- _Work required_
Reproduce verbatim the lines of the listing, beginning with its first line and continuing through the line that contains "- temp-label: Temperatura: [455, 315, 518, 327]", inclusive.

(Recorded data)
━━━━━━━━━━━━━━━━━━━━

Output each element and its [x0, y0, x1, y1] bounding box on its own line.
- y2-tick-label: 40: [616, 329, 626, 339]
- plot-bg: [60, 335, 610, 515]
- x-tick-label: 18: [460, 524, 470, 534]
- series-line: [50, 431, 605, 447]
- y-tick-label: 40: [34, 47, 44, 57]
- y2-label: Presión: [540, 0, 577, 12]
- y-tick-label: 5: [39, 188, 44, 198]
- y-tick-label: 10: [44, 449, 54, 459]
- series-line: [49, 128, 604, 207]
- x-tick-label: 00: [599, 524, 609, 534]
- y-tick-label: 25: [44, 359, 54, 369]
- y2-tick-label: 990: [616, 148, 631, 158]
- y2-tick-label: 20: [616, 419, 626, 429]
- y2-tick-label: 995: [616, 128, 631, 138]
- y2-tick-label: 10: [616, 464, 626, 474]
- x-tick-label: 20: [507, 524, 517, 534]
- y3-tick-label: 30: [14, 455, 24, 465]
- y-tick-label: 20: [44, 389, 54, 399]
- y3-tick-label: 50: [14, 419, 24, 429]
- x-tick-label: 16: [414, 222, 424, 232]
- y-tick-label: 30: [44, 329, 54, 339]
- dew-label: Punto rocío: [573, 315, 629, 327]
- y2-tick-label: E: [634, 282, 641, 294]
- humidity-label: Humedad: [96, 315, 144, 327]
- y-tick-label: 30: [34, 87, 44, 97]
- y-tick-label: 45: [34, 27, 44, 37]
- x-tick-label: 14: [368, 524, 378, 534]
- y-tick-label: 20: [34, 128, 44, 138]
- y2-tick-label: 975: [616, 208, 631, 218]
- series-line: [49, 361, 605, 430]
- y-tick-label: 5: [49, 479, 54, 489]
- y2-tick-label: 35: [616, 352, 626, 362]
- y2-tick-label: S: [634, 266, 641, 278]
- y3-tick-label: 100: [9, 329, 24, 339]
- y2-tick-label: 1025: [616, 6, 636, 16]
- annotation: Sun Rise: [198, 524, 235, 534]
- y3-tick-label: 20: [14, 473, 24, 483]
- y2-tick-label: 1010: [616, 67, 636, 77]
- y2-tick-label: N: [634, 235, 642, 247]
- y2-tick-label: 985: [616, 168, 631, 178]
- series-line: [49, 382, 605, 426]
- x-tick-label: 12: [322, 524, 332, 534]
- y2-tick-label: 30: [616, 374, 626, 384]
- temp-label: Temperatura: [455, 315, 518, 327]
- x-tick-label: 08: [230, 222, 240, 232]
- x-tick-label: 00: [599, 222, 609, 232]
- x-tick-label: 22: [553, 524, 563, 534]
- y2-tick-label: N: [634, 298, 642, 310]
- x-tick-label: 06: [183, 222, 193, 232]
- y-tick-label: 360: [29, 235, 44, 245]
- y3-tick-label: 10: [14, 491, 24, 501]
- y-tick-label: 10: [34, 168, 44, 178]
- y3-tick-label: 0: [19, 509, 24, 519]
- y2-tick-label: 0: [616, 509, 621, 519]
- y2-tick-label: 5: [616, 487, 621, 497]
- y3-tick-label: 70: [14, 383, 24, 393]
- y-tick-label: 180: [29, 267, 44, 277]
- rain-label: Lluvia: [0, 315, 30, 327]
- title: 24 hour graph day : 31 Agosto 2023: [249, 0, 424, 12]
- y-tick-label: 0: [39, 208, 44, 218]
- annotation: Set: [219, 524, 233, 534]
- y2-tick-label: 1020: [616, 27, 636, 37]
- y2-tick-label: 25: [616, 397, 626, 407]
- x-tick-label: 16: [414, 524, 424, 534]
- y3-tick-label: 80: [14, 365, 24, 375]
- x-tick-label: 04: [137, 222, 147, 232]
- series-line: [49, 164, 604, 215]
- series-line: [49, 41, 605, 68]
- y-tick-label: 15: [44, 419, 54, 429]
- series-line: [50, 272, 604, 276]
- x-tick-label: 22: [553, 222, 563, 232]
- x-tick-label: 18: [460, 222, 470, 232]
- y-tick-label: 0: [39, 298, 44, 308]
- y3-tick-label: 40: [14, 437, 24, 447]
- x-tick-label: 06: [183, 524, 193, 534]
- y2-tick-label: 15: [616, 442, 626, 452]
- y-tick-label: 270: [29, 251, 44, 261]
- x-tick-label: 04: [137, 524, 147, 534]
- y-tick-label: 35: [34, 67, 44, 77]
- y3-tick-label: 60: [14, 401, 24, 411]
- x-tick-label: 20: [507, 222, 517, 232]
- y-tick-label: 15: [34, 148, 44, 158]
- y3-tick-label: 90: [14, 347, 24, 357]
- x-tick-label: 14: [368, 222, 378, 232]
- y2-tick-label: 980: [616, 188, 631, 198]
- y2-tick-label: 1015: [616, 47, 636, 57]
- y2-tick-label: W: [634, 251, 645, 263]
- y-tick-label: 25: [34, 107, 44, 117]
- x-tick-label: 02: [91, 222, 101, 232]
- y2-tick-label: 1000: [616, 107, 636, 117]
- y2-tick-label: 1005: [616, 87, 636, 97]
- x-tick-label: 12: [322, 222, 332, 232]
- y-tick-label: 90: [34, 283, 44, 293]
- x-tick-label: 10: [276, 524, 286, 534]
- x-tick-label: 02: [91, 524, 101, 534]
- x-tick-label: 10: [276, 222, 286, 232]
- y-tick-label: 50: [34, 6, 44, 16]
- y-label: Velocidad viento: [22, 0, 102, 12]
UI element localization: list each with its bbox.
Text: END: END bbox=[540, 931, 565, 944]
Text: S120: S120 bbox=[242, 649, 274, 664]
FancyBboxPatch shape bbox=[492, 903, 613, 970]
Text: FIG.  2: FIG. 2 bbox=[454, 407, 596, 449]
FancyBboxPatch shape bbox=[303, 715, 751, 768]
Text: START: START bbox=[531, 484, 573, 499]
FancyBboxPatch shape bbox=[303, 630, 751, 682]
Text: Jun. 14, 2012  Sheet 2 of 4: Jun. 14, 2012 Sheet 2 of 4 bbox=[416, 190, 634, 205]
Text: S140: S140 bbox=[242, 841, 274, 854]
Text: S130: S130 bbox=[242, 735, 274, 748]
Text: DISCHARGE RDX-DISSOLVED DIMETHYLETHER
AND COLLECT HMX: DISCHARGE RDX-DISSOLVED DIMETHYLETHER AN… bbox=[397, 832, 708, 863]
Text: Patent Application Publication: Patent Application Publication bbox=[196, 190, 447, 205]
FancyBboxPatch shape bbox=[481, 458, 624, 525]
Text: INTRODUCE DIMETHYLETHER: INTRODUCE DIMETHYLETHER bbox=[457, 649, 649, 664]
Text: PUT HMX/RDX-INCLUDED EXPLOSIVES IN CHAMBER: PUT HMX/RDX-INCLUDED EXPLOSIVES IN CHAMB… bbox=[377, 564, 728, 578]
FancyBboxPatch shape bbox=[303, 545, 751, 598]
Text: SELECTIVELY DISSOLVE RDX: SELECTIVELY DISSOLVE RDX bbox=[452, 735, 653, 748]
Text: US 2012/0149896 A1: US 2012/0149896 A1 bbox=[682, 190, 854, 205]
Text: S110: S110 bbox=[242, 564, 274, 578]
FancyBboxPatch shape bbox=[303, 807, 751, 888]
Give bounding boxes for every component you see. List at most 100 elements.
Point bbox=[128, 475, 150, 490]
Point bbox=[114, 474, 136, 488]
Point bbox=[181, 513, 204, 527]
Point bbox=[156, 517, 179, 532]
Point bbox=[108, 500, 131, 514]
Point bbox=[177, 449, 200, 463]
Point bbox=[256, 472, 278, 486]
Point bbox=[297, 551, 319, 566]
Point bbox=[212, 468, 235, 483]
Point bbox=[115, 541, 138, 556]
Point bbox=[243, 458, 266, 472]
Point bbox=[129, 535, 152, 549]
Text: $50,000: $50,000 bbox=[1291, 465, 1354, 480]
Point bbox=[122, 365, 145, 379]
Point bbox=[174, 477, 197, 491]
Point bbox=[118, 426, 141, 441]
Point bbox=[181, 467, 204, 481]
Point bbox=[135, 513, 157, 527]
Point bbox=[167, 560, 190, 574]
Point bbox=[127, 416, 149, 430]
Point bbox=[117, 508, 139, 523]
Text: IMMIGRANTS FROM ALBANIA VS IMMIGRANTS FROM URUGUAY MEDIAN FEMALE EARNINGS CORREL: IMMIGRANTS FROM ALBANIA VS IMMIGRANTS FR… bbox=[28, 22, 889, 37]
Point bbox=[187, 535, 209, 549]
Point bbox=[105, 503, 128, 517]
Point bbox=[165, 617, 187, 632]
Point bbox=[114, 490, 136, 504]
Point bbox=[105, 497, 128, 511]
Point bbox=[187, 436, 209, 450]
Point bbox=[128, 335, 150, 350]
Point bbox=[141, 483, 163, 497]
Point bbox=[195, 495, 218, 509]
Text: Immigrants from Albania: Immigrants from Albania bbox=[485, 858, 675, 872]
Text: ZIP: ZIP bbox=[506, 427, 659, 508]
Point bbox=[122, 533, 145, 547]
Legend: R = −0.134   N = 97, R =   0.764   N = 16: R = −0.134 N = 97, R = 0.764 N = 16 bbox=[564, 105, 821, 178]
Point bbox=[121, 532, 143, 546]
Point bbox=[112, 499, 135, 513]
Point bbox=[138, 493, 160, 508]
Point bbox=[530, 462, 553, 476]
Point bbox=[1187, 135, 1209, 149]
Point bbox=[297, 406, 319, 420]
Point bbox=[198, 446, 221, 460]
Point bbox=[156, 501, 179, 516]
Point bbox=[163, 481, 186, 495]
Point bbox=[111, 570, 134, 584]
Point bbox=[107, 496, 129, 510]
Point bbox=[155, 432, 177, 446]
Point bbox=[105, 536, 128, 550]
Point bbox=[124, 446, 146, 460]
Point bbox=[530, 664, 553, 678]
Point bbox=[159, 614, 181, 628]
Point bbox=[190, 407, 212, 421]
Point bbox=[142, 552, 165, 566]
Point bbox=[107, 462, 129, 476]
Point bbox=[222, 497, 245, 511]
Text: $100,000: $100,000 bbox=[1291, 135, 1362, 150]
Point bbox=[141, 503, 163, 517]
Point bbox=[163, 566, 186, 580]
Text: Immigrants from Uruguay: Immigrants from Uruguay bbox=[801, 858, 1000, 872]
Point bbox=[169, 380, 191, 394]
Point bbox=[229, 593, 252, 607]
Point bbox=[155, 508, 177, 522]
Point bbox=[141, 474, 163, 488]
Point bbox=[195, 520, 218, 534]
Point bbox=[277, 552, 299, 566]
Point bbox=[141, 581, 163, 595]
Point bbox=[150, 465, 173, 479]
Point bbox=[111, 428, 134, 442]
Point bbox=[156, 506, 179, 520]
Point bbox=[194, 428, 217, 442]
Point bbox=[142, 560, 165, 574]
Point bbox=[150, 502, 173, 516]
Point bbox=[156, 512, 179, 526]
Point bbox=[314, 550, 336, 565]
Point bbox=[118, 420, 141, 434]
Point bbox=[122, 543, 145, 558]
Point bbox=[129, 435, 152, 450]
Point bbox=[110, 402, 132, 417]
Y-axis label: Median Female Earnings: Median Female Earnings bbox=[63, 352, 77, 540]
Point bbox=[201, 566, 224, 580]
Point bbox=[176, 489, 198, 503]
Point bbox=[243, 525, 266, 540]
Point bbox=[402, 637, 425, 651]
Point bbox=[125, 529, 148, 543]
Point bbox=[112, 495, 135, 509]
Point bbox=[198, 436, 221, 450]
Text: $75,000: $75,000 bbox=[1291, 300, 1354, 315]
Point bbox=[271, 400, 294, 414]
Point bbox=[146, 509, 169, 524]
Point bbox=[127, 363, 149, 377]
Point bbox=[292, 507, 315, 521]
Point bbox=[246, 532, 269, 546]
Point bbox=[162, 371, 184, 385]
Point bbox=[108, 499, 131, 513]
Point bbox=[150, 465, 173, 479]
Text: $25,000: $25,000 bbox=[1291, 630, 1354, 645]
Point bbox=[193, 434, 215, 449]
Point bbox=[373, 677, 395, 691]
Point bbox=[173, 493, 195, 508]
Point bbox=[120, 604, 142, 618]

━━━━━━━━━━━━━━━━━━━━

- _Output of the exercise_
Output each element and its [x0, y0, x1, y1] bounding box on its own line.
- y2-tick-label: 40: [616, 329, 626, 339]
- plot-bg: [60, 335, 610, 515]
- x-tick-label: 18: [460, 524, 470, 534]
- series-line: [50, 431, 605, 447]
- y-tick-label: 40: [34, 47, 44, 57]
- y2-label: Presión: [540, 0, 577, 12]
- y-tick-label: 5: [39, 188, 44, 198]
- y-tick-label: 10: [44, 449, 54, 459]
- series-line: [49, 128, 604, 207]
- x-tick-label: 00: [599, 524, 609, 534]
- y-tick-label: 25: [44, 359, 54, 369]
- y2-tick-label: 990: [616, 148, 631, 158]
- y2-tick-label: 20: [616, 419, 626, 429]
- y2-tick-label: 995: [616, 128, 631, 138]
- y2-tick-label: 10: [616, 464, 626, 474]
- x-tick-label: 20: [507, 524, 517, 534]
- y3-tick-label: 30: [14, 455, 24, 465]
- y-tick-label: 20: [44, 389, 54, 399]
- y3-tick-label: 50: [14, 419, 24, 429]
- x-tick-label: 16: [414, 222, 424, 232]
- y-tick-label: 30: [44, 329, 54, 339]
- dew-label: Punto rocío: [573, 315, 629, 327]
- y2-tick-label: E: [634, 282, 641, 294]
- humidity-label: Humedad: [96, 315, 144, 327]
- y-tick-label: 30: [34, 87, 44, 97]
- y-tick-label: 45: [34, 27, 44, 37]
- x-tick-label: 14: [368, 524, 378, 534]
- y-tick-label: 20: [34, 128, 44, 138]
- y2-tick-label: 975: [616, 208, 631, 218]
- series-line: [49, 361, 605, 430]
- y-tick-label: 5: [49, 479, 54, 489]
- y2-tick-label: 35: [616, 352, 626, 362]
- y2-tick-label: S: [634, 266, 641, 278]
- y3-tick-label: 100: [9, 329, 24, 339]
- y2-tick-label: 1025: [616, 6, 636, 16]
- annotation: Sun Rise: [198, 524, 235, 534]
- y3-tick-label: 20: [14, 473, 24, 483]
- y2-tick-label: 1010: [616, 67, 636, 77]
- y2-tick-label: N: [634, 235, 642, 247]
- y2-tick-label: 985: [616, 168, 631, 178]
- series-line: [49, 382, 605, 426]
- x-tick-label: 12: [322, 524, 332, 534]
- y2-tick-label: 30: [616, 374, 626, 384]
- temp-label: Temperatura: [455, 315, 518, 327]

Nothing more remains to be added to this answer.